** Your instructions **
Put the lines of the entries, starting at the one that contains "table-row: 30 280" and ending at the one that contains "table-cell: 100 — [896, 1412, 1036, 1468]", into a Markdown table with the columns No. and Line. Number each row and leave out blank lines.

— Begin Data section —

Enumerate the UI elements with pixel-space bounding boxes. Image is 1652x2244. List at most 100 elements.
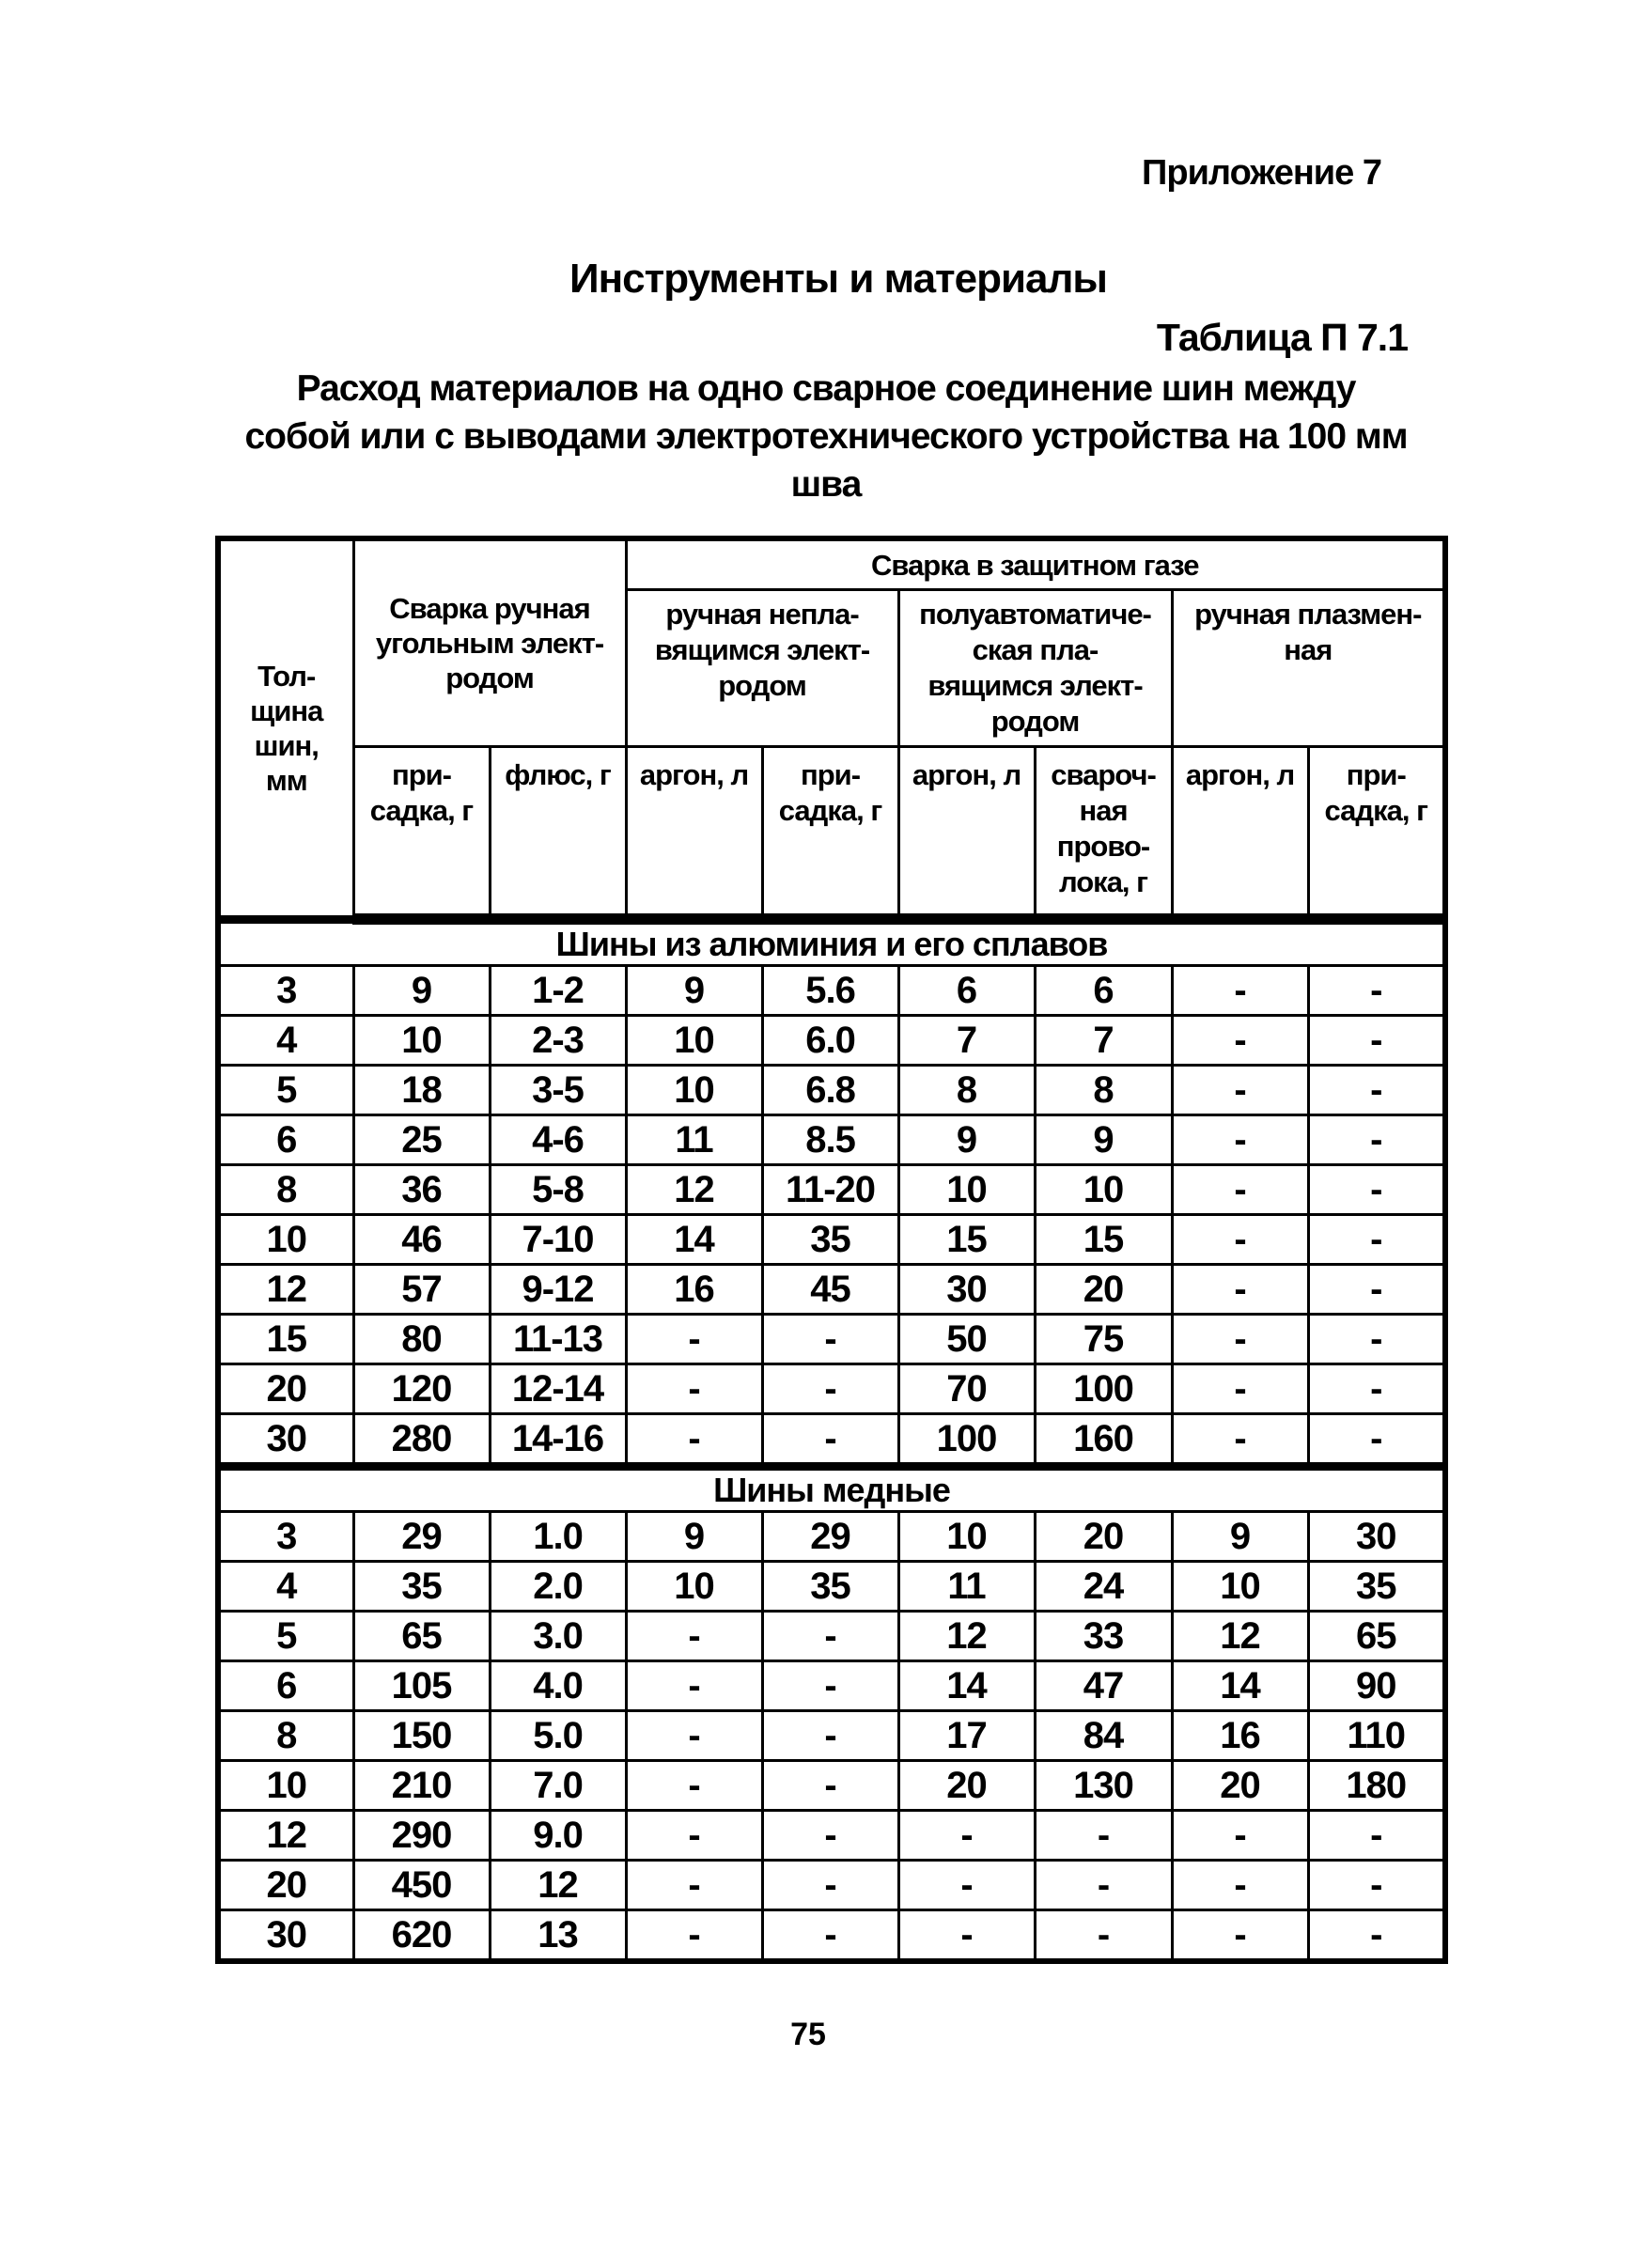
table-row: 30 280 14-16- -100 160- - — [216, 1412, 1447, 1468]
table-cell: 36 — [351, 1163, 491, 1216]
table-cell: - — [1033, 1859, 1174, 1911]
header-shielded-gas-welding: Сварка в защитном газе — [624, 537, 1447, 591]
table-cell: - — [1170, 964, 1310, 1017]
table-cell: 7-10 — [488, 1213, 628, 1266]
table-body: Шины из алюминия и его сплавов 3 9 1-2 9 5.6 6… — [216, 914, 1447, 1963]
table-cell: 450 — [351, 1859, 491, 1911]
table-number-label: Таблица П 7.1 — [1156, 316, 1409, 359]
table-row: 3 9 1-2 9 5.6 6 6- - — [216, 964, 1447, 1017]
table-cell: 5.6 — [760, 964, 900, 1017]
header-units-row: при- садка, г флюс, г аргон, л при- садк… — [218, 745, 1447, 925]
table-cell: 14 — [624, 1213, 764, 1266]
table-cell: 8 — [1033, 1064, 1174, 1116]
table-cell: 5-8 — [488, 1163, 628, 1216]
table-cell: - — [1170, 1363, 1310, 1415]
table-cell: - — [1170, 1213, 1310, 1266]
unit-header-cell: при- садка, г — [760, 745, 900, 925]
table-cell: 3.0 — [488, 1610, 628, 1662]
table-cell: 6 — [216, 1660, 355, 1712]
unit-header-cell: флюс, г — [488, 745, 628, 925]
table-cell: - — [896, 1859, 1036, 1911]
table-cell: 12 — [488, 1859, 628, 1911]
table-cell: - — [1170, 1412, 1310, 1468]
table-cell: - — [1170, 1263, 1310, 1316]
table-cell: 100 — [896, 1412, 1036, 1468]
table-cell: 15 — [1033, 1213, 1174, 1266]
header-manual-nonconsumable: ручная непла- вящимся элект- родом — [624, 588, 900, 748]
table-cell: - — [624, 1412, 764, 1468]
table-cell: 30 — [216, 1412, 355, 1468]
table-cell: 25 — [351, 1114, 491, 1166]
section-row: Шины медные — [216, 1462, 1447, 1513]
table-cell: 10 — [624, 1560, 764, 1613]
table-cell: 20 — [1033, 1510, 1174, 1563]
table-cell: 8.5 — [760, 1114, 900, 1166]
table-cell: 6 — [896, 964, 1036, 1017]
table-cell: - — [1170, 1809, 1310, 1862]
table-row: 12 57 9-12 16 45 30 20- - — [216, 1263, 1447, 1316]
table-cell: 6.0 — [760, 1014, 900, 1067]
section-row: Шины из алюминия и его сплавов — [216, 914, 1447, 967]
header-group-row: Тол- щина шин, мм Сварка ручная угольным… — [216, 537, 1447, 921]
table-cell: 12 — [1170, 1610, 1310, 1662]
table-cell: 9 — [896, 1114, 1036, 1166]
table-cell: 12-14 — [488, 1363, 628, 1415]
table-cell: 57 — [351, 1263, 491, 1316]
table-cell: 90 — [1306, 1660, 1447, 1712]
table-cell: 17 — [896, 1709, 1036, 1762]
page-number: 75 — [790, 2017, 826, 2052]
table-row: 6 25 4-6 11 8.5 9 9- - — [216, 1114, 1447, 1166]
unit-header-cell: при- садка, г — [1306, 745, 1447, 925]
table-cell: 9 — [1170, 1510, 1310, 1563]
table-cell: 35 — [1306, 1560, 1447, 1613]
table-cell: 8 — [896, 1064, 1036, 1116]
section-title: Шины медные — [216, 1462, 1447, 1513]
table-cell: 12 — [216, 1809, 355, 1862]
table-cell: - — [760, 1809, 900, 1862]
table-cell: - — [896, 1909, 1036, 1963]
table-cell: - — [760, 1313, 900, 1365]
table-cell: - — [1170, 1014, 1310, 1067]
table-cell: - — [1306, 964, 1447, 1017]
unit-header-cell: свароч- ная прово- лока, г — [1033, 745, 1174, 925]
table-cell: 9 — [1033, 1114, 1174, 1166]
table-cell: 30 — [896, 1263, 1036, 1316]
table-cell: - — [1306, 1313, 1447, 1365]
table-cell: 10 — [216, 1759, 355, 1812]
table-cell: 110 — [1306, 1709, 1447, 1762]
table-cell: 160 — [1033, 1412, 1174, 1468]
table-row: 8 150 5.0- -17 84 16 110 — [216, 1709, 1447, 1762]
table-cell: 10 — [624, 1064, 764, 1116]
table-header: Тол- щина шин, мм Сварка ручная угольным… — [216, 537, 1447, 925]
section-title: Шины из алюминия и его сплавов — [216, 914, 1447, 967]
table-cell: 4 — [216, 1560, 355, 1613]
table-cell: 130 — [1033, 1759, 1174, 1812]
table-cell: 1.0 — [488, 1510, 628, 1563]
table-cell: 15 — [896, 1213, 1036, 1266]
table-cell: 9 — [351, 964, 491, 1017]
table-cell: 20 — [1170, 1759, 1310, 1812]
table-cell: - — [624, 1363, 764, 1415]
table-cell: 80 — [351, 1313, 491, 1365]
table-cell: 3 — [216, 1510, 355, 1563]
table-row: 15 80 11-13- -50 75- - — [216, 1313, 1447, 1365]
table-cell: 5 — [216, 1064, 355, 1116]
table-subtitle: Расход материалов на одно сварное соедин… — [244, 368, 1408, 505]
table-cell: 12 — [216, 1263, 355, 1316]
table-cell: - — [624, 1759, 764, 1812]
document-title: Инструменты и материалы — [569, 256, 1108, 302]
table-cell: - — [1306, 1412, 1447, 1468]
table-cell: 6 — [1033, 964, 1174, 1017]
table-cell: - — [760, 1759, 900, 1812]
table-cell: 30 — [216, 1909, 355, 1963]
table-cell: 3-5 — [488, 1064, 628, 1116]
table-cell: 65 — [1306, 1610, 1447, 1662]
unit-header-cell: аргон, л — [896, 745, 1036, 925]
table-cell: 11 — [896, 1560, 1036, 1613]
table-row: 30 620 13- - - - - - — [216, 1909, 1447, 1963]
table-cell: - — [1306, 1014, 1447, 1067]
table-cell: 46 — [351, 1213, 491, 1266]
table-cell: 13 — [488, 1909, 628, 1963]
table-cell: 4 — [216, 1014, 355, 1067]
table-row: 8 36 5-8 12 11-20 10 10- - — [216, 1163, 1447, 1216]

— End Data section —

** Exercise answer **
| No. | Line |
|---|---|
| 1 | table-row: 30 280 14-16- -100 160- - — [216, 1412, 1447, 1468] |
| 2 | table-cell: 36 — [351, 1163, 491, 1216] |
| 3 | table-cell: - — [1033, 1859, 1174, 1911] |
| 4 | header-shielded-gas-welding: Сварка в защитном газе — [624, 537, 1447, 591] |
| 5 | table-cell: - — [1170, 964, 1310, 1017] |
| 6 | table-cell: 7-10 — [488, 1213, 628, 1266] |
| 7 | table-body: Шины из алюминия и его сплавов 3 9 1-2 9 5.6 6… — [216, 914, 1447, 1963] |
| 8 | table-cell: 450 — [351, 1859, 491, 1911] |
| 9 | table-number-label: Таблица П 7.1 — [1156, 316, 1409, 359] |
| 10 | table-row: 3 9 1-2 9 5.6 6 6- - — [216, 964, 1447, 1017] |
| 11 | table-cell: 5.6 — [760, 964, 900, 1017] |
| 12 | header-units-row: при- садка, г флюс, г аргон, л при- садк… — [218, 745, 1447, 925] |
| 13 | table-cell: 14 — [624, 1213, 764, 1266] |
| 14 | table-cell: 8 — [1033, 1064, 1174, 1116] |
| 15 | table-cell: 5-8 — [488, 1163, 628, 1216] |
| 16 | table-cell: - — [1170, 1363, 1310, 1415] |
| 17 | table-cell: - — [1170, 1213, 1310, 1266] |
| 18 | unit-header-cell: при- садка, г — [760, 745, 900, 925] |
| 19 | table-cell: 3.0 — [488, 1610, 628, 1662] |
| 20 | table-cell: 6 — [216, 1660, 355, 1712] |
| 21 | unit-header-cell: флюс, г — [488, 745, 628, 925] |
| 22 | table-cell: - — [896, 1859, 1036, 1911] |
| 23 | table-cell: 12 — [488, 1859, 628, 1911] |
| 24 | table-cell: - — [1170, 1412, 1310, 1468] |
| 25 | table-cell: - — [1170, 1263, 1310, 1316] |
| 26 | table-cell: 100 — [896, 1412, 1036, 1468] |